Description of the task
For each line in the data below that holds "surface", return a copy.

────────────────────────────────────────

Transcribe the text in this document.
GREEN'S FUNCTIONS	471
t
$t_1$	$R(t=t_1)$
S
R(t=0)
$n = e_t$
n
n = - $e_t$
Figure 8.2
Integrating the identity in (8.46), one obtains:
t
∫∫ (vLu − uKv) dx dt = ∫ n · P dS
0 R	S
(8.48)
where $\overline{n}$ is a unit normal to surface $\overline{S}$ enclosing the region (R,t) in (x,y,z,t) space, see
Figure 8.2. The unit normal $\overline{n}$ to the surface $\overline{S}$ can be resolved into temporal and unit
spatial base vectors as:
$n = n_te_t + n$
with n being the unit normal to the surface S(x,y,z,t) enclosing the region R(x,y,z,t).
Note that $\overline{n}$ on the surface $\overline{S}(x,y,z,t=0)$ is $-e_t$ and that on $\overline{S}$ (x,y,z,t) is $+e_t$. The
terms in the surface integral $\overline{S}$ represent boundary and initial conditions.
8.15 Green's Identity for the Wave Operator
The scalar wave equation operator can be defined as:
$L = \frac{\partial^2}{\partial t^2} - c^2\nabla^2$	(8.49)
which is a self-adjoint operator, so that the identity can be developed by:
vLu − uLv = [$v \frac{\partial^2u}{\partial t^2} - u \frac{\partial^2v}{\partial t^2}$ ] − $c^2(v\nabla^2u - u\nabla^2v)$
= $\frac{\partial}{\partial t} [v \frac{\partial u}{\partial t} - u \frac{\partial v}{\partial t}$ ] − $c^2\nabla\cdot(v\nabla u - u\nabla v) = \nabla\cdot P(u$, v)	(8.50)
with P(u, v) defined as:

────────────────────────────────────────

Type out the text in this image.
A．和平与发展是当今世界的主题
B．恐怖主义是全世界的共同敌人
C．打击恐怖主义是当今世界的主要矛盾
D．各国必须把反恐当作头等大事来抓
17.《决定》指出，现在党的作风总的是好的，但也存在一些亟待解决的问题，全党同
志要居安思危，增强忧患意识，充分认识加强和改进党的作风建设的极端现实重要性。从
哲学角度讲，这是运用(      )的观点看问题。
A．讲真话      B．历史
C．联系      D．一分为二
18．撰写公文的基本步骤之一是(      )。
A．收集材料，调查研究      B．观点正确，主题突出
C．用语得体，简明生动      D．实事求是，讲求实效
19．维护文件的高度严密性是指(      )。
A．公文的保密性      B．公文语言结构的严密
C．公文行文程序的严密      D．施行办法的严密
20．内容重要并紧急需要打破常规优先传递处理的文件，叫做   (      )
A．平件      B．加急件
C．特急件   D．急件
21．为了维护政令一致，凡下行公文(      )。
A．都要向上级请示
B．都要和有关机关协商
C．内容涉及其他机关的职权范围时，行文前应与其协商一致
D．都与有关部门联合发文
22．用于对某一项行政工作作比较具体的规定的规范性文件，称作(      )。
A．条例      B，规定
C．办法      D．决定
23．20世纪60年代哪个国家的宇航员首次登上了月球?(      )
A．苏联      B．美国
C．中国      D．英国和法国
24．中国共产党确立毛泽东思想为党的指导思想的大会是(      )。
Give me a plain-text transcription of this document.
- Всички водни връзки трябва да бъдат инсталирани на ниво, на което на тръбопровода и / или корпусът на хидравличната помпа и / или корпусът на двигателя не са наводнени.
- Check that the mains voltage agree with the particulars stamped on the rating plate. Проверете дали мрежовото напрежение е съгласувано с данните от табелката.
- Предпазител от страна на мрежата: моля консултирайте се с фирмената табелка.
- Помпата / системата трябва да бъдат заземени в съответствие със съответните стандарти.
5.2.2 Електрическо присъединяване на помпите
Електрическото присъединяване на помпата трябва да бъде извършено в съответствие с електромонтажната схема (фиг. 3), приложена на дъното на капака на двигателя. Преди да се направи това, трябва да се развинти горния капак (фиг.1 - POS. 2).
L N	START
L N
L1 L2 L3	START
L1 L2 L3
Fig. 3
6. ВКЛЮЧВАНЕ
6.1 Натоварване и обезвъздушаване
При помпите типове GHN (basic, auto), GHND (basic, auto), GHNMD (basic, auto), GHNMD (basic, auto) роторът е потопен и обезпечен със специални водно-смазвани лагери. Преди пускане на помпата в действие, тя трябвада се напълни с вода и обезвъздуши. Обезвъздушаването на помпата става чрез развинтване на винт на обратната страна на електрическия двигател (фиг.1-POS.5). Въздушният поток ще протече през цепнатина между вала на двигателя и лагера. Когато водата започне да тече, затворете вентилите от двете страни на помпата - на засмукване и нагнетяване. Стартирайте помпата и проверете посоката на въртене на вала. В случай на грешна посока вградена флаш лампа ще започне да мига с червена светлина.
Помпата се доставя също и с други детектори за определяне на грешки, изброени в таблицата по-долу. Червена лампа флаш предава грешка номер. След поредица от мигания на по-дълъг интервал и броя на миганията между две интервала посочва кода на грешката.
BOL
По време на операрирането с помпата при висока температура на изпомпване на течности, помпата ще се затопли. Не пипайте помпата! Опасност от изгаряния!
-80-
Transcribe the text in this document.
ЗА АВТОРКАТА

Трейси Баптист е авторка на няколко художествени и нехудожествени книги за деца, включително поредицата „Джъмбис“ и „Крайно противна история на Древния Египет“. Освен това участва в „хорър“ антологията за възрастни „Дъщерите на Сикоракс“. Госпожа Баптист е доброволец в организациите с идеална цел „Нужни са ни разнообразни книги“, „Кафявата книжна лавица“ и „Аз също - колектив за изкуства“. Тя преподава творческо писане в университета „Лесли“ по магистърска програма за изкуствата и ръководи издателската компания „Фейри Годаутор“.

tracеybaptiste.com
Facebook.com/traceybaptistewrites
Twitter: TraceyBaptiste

────────────────────────────────────────

Output of the task
where $\overline{n}$ is a unit normal to surface $\overline{S}$ enclosing the region (R,t) in (x,y,z,t) space, see
Figure 8.2. The unit normal $\overline{n}$ to the surface $\overline{S}$ can be resolved into temporal and unit
with n being the unit normal to the surface S(x,y,z,t) enclosing the region R(x,y,z,t).
Note that $\overline{n}$ on the surface $\overline{S}(x,y,z,t=0)$ is $-e_t$ and that on $\overline{S}$ (x,y,z,t) is $+e_t$. The
terms in the surface integral $\overline{S}$ represent boundary and initial conditions.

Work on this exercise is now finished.